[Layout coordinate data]
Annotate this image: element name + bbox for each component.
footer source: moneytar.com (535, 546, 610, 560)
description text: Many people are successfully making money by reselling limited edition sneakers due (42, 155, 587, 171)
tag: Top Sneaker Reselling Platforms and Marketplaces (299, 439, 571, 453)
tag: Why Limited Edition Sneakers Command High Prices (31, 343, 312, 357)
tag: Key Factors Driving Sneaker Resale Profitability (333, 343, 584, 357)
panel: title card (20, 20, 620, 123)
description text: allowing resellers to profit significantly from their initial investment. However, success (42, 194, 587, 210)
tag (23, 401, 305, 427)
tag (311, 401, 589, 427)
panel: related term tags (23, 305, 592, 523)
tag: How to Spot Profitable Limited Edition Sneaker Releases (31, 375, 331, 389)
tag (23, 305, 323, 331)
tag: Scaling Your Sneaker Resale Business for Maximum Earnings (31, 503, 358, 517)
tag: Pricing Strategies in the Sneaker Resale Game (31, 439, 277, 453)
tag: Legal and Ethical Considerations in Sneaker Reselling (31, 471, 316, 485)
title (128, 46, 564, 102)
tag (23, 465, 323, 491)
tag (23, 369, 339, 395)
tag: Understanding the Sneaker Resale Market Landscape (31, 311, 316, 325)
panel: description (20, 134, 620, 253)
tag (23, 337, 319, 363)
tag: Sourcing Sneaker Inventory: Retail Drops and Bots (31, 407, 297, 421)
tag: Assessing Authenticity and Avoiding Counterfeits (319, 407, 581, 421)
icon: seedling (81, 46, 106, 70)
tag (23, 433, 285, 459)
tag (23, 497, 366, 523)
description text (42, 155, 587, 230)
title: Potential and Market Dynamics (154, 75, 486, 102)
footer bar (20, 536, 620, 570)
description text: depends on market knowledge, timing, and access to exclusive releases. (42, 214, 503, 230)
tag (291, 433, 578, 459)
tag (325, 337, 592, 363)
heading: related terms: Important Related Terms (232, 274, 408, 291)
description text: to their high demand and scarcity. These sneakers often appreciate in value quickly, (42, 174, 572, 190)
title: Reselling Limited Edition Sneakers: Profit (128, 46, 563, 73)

### Required work:
Pull out every line of the items above and reproduce each one verbatim, with no changes.

### Task solution:
Annotate this image: element name + bbox for each component.
footer source: moneytar.com (535, 546, 610, 560)
description text: Many people are successfully making money by reselling limited edition sneakers due (42, 155, 587, 171)
tag: Top Sneaker Reselling Platforms and Marketplaces (299, 439, 571, 453)
tag: Why Limited Edition Sneakers Command High Prices (31, 343, 312, 357)
tag: Key Factors Driving Sneaker Resale Profitability (333, 343, 584, 357)
panel: title card (20, 20, 620, 123)
description text: allowing resellers to profit significantly from their initial investment. However, success (42, 194, 587, 210)
tag (23, 401, 305, 427)
tag (311, 401, 589, 427)
panel: related term tags (23, 305, 592, 523)
tag: How to Spot Profitable Limited Edition Sneaker Releases (31, 375, 331, 389)
tag (23, 305, 323, 331)
tag: Scaling Your Sneaker Resale Business for Maximum Earnings (31, 503, 358, 517)
tag: Pricing Strategies in the Sneaker Resale Game (31, 439, 277, 453)
tag: Legal and Ethical Considerations in Sneaker Reselling (31, 471, 316, 485)
title (128, 46, 564, 102)
tag (23, 465, 323, 491)
tag (23, 369, 339, 395)
tag: Understanding the Sneaker Resale Market Landscape (31, 311, 316, 325)
panel: description (20, 134, 620, 253)
tag (23, 337, 319, 363)
tag: Sourcing Sneaker Inventory: Retail Drops and Bots (31, 407, 297, 421)
tag: Assessing Authenticity and Avoiding Counterfeits (319, 407, 581, 421)
icon: seedling (81, 46, 106, 70)
tag (23, 433, 285, 459)
tag (23, 497, 366, 523)
description text (42, 155, 587, 230)
title: Potential and Market Dynamics (154, 75, 486, 102)
footer bar (20, 536, 620, 570)
description text: depends on market knowledge, timing, and access to exclusive releases. (42, 214, 503, 230)
tag (291, 433, 578, 459)
tag (325, 337, 592, 363)
heading: related terms: Important Related Terms (232, 274, 408, 291)
description text: to their high demand and scarcity. These sneakers often appreciate in value quickly, (42, 174, 572, 190)
title: Reselling Limited Edition Sneakers: Profit (128, 46, 563, 73)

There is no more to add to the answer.